*Problem description*: Check the listing below for lines that hold "color". How many are there? Please give only the number.

*Data to process*:
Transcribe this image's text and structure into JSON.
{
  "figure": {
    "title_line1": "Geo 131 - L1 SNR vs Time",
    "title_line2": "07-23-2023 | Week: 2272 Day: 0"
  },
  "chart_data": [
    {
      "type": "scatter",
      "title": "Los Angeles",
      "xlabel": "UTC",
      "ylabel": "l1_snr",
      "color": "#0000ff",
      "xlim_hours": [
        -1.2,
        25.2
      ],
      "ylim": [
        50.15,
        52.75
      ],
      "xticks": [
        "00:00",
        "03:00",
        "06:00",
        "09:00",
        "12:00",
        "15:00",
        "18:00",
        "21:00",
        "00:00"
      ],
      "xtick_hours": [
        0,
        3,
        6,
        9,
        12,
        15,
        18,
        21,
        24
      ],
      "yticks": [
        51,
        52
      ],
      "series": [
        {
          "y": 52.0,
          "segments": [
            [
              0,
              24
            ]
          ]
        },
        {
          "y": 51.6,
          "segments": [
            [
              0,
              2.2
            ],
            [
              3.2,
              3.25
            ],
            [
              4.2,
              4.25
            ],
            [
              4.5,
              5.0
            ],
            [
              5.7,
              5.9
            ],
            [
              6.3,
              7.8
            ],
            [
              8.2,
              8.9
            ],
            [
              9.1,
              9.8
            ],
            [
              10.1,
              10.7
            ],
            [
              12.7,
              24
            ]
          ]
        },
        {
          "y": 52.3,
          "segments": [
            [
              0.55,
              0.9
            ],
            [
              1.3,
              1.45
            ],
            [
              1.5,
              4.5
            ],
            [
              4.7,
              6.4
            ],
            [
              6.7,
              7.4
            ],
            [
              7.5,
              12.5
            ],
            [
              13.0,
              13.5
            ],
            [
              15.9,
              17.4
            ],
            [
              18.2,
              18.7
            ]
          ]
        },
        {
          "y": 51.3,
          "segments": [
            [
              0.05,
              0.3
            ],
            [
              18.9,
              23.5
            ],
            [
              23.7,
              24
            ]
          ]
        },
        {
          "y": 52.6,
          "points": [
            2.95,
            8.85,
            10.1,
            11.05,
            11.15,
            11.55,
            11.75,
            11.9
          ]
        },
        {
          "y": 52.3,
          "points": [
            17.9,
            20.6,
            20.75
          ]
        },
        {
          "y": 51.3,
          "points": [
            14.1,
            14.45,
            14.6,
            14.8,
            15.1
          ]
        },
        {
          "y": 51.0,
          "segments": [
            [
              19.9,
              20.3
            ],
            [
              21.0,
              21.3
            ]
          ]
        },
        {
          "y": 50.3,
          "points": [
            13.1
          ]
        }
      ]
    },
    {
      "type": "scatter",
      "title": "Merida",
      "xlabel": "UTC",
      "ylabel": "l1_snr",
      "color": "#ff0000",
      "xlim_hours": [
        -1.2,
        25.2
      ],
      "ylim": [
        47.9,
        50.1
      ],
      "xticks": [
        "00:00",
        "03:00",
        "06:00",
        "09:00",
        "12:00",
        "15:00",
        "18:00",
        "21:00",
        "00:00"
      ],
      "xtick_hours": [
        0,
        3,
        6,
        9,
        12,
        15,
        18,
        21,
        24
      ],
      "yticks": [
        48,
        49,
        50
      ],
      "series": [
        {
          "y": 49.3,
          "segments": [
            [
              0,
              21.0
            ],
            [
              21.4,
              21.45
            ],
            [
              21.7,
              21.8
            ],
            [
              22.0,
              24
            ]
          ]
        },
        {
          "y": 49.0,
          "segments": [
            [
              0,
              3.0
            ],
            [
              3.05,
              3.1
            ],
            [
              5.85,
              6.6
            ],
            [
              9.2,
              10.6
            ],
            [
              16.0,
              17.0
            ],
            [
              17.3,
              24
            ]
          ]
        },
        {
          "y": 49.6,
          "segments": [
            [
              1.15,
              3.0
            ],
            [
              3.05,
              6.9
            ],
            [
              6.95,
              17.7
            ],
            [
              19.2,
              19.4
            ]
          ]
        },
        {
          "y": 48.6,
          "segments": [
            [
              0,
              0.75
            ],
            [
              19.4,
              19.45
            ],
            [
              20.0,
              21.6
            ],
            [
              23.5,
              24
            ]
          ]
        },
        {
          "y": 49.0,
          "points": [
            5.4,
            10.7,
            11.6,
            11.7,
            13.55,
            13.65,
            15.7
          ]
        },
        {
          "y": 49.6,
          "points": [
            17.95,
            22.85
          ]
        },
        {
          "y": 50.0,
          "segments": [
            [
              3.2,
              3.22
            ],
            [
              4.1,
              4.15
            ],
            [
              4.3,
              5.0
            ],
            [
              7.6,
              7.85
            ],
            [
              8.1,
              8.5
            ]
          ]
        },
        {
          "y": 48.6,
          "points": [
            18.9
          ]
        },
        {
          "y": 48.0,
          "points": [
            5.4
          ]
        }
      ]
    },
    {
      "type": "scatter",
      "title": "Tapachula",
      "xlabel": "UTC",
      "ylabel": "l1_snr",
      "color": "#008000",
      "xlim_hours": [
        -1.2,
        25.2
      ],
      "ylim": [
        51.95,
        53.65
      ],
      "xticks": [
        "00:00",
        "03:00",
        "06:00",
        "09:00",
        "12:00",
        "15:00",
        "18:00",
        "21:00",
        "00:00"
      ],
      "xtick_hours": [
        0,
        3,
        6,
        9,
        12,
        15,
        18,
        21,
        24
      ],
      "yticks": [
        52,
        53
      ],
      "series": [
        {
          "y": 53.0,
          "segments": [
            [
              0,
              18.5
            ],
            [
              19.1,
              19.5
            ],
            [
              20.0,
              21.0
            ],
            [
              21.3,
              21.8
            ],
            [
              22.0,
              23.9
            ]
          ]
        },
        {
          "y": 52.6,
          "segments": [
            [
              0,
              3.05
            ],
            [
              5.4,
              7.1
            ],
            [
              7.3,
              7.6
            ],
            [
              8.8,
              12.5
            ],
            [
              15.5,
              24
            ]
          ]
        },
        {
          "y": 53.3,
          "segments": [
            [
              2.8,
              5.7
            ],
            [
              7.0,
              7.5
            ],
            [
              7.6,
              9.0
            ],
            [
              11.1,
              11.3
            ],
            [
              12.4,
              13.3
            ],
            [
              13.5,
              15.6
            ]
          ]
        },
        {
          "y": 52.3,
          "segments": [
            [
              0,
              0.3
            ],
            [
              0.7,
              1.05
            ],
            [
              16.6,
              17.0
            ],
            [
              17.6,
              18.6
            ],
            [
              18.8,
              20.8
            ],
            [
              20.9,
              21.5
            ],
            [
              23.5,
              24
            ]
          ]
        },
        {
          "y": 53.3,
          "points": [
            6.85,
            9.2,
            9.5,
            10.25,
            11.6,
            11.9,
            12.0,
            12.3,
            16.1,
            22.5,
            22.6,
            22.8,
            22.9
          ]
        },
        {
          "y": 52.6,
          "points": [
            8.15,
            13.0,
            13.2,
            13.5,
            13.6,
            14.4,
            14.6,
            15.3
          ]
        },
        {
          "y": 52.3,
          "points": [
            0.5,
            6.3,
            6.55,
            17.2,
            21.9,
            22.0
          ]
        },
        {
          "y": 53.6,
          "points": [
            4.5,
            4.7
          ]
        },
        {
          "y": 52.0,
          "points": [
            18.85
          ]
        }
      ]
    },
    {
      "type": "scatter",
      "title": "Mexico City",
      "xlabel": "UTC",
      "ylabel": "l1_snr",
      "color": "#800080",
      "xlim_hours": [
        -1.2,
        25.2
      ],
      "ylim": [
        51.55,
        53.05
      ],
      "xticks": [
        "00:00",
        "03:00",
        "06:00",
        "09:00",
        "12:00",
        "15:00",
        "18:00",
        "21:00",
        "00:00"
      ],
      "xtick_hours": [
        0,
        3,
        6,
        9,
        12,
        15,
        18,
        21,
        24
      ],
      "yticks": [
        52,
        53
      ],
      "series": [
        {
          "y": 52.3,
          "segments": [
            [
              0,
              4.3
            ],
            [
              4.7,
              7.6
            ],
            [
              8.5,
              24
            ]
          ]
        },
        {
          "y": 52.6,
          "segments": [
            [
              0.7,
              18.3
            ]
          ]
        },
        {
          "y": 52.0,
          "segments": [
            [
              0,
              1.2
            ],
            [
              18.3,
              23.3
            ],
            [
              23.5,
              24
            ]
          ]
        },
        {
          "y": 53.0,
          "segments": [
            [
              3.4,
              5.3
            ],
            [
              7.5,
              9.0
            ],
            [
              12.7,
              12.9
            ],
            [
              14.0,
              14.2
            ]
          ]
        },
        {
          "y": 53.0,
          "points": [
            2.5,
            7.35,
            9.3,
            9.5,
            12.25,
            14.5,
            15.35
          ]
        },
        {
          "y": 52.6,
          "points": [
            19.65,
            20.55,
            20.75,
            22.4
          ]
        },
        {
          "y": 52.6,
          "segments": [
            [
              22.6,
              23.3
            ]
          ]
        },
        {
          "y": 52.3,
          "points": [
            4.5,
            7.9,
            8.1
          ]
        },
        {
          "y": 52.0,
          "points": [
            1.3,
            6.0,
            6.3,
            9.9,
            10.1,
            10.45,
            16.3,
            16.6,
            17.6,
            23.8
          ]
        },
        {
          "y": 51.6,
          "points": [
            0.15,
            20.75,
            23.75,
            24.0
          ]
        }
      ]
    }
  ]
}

*Answer to the exercise*: 4